- Recorded data
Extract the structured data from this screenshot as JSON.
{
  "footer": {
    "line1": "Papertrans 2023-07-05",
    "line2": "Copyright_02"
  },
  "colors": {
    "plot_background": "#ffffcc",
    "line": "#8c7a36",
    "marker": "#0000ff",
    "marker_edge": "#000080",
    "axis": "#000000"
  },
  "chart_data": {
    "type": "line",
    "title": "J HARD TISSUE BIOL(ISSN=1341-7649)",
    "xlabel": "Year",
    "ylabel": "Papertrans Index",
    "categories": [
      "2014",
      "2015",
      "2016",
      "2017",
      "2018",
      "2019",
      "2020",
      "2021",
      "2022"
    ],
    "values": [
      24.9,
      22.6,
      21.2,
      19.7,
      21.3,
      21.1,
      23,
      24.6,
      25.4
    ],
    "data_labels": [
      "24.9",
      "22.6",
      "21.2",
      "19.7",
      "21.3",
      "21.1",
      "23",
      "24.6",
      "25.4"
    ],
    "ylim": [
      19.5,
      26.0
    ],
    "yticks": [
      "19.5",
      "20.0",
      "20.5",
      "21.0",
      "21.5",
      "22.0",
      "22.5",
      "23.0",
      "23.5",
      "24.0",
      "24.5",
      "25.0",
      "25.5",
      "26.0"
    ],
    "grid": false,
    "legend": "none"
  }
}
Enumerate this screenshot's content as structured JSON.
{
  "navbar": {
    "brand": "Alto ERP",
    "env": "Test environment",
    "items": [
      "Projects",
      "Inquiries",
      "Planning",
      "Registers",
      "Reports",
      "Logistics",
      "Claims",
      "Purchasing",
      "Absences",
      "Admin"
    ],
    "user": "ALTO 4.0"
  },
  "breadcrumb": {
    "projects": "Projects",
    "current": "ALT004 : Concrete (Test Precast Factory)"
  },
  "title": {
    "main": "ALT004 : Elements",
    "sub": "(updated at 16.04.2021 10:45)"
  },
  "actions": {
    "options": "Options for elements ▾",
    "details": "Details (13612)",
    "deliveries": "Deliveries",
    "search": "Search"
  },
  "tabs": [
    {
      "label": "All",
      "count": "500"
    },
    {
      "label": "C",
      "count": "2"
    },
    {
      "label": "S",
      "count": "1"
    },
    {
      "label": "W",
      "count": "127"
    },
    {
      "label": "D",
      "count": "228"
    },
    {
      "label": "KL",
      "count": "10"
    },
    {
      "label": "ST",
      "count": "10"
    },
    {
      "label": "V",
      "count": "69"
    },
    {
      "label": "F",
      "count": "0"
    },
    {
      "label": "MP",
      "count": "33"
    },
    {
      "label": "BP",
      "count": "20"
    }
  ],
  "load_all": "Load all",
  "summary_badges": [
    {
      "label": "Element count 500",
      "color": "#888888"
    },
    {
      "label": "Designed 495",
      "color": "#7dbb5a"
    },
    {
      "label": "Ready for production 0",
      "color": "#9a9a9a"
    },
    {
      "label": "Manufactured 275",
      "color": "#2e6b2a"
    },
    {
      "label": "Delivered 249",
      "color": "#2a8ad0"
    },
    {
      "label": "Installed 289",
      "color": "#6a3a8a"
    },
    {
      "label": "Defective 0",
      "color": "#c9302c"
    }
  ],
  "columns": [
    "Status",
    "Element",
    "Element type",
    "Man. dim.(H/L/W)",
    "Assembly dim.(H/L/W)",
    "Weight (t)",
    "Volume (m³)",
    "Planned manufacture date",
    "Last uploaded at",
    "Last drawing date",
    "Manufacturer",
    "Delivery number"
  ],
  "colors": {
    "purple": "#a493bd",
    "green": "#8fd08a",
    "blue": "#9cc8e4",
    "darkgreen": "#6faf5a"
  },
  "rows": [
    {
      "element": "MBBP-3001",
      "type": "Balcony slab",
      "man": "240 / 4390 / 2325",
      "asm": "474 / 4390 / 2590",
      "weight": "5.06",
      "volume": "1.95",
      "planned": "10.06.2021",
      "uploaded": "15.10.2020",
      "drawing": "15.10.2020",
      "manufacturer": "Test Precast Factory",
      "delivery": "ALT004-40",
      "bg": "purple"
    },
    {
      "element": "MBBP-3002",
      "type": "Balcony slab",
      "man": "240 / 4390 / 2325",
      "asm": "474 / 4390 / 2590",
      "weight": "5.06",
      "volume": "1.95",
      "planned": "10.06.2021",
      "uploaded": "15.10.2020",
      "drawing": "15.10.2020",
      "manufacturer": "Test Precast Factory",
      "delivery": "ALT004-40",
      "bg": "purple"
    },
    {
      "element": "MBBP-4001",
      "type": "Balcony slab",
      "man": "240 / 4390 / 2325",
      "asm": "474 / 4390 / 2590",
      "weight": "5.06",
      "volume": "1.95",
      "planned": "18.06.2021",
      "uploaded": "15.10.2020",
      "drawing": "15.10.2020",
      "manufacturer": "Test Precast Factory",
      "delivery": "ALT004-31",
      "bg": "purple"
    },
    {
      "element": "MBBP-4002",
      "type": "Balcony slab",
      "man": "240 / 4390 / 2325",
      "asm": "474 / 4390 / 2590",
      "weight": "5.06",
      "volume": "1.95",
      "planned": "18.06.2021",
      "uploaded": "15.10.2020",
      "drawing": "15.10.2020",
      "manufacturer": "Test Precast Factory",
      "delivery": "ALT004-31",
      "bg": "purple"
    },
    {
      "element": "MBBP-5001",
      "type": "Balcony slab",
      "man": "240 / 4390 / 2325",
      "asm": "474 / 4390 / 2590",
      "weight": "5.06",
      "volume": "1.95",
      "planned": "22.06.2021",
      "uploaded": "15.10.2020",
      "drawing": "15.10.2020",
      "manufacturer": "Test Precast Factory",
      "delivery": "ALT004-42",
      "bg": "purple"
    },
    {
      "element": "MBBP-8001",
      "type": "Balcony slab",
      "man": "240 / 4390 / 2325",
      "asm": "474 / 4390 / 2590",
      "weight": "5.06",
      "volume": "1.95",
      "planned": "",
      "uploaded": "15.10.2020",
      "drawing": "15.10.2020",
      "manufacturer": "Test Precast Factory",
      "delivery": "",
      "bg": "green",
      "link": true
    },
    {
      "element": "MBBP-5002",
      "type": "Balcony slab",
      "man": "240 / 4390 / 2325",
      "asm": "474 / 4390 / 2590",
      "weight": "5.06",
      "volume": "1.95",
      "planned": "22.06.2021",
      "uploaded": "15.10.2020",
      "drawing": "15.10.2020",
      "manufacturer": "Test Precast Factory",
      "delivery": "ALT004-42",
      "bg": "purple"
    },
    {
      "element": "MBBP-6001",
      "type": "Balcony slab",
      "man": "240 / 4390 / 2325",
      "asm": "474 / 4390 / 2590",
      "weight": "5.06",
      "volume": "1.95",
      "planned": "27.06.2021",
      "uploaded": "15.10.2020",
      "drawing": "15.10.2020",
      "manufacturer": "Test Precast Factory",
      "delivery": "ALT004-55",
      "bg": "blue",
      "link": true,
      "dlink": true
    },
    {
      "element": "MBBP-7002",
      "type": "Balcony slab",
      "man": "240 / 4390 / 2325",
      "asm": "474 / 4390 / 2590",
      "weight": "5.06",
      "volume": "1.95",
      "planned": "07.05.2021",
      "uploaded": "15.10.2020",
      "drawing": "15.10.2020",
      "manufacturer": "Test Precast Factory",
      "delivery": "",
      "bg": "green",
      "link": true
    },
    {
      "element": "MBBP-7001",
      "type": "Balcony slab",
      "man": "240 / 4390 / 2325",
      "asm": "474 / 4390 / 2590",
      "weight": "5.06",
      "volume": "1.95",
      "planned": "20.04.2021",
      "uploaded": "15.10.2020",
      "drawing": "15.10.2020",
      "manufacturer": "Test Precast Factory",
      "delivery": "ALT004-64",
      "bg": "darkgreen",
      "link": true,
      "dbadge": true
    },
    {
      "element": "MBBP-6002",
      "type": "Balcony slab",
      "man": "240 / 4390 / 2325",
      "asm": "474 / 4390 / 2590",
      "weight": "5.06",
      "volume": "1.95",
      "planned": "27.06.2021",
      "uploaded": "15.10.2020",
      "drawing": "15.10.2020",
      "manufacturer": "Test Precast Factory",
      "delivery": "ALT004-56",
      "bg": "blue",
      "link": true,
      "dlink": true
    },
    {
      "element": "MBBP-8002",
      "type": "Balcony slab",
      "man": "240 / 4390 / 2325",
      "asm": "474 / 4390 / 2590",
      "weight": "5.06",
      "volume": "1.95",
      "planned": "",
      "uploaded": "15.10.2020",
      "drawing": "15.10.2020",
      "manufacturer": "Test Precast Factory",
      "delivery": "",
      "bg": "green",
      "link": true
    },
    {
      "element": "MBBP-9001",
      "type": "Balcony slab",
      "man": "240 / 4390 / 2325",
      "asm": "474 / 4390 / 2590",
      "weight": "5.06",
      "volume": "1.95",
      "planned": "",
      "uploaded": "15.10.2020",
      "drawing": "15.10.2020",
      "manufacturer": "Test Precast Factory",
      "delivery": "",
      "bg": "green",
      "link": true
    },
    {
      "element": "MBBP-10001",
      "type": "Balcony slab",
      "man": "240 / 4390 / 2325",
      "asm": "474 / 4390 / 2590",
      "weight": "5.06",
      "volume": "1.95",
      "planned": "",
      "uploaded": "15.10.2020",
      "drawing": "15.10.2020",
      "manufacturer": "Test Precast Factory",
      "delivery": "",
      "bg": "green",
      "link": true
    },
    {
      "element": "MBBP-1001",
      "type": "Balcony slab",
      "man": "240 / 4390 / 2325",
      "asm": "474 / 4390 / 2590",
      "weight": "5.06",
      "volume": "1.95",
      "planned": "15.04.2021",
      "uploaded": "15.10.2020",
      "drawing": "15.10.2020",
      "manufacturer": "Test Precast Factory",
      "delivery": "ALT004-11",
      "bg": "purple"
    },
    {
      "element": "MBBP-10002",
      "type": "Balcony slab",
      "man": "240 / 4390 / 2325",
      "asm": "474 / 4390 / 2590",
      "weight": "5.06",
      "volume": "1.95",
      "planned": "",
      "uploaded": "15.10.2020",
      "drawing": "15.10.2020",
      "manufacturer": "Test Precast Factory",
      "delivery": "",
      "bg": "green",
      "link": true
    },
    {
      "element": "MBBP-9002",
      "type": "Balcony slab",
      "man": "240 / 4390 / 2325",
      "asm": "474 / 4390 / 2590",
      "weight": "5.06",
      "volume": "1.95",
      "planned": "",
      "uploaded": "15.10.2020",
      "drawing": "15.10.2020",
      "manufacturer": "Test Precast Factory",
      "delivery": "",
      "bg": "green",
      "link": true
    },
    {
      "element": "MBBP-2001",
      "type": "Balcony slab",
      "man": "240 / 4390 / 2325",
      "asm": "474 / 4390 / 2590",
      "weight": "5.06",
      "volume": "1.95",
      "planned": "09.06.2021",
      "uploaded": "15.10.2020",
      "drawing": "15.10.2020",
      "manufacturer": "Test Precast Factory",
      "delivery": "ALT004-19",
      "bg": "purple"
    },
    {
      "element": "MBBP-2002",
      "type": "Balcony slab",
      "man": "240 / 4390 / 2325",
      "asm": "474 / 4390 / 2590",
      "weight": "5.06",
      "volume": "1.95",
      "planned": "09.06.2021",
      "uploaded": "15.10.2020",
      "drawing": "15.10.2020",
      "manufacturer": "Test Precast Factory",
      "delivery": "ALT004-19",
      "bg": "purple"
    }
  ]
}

- OBJECTIVE
Find the lines that include the string "this", then copy each of them.

- OUTPUT
Extract the structured data from this screenshot as JSON.
Enumerate this screenshot's content as structured JSON.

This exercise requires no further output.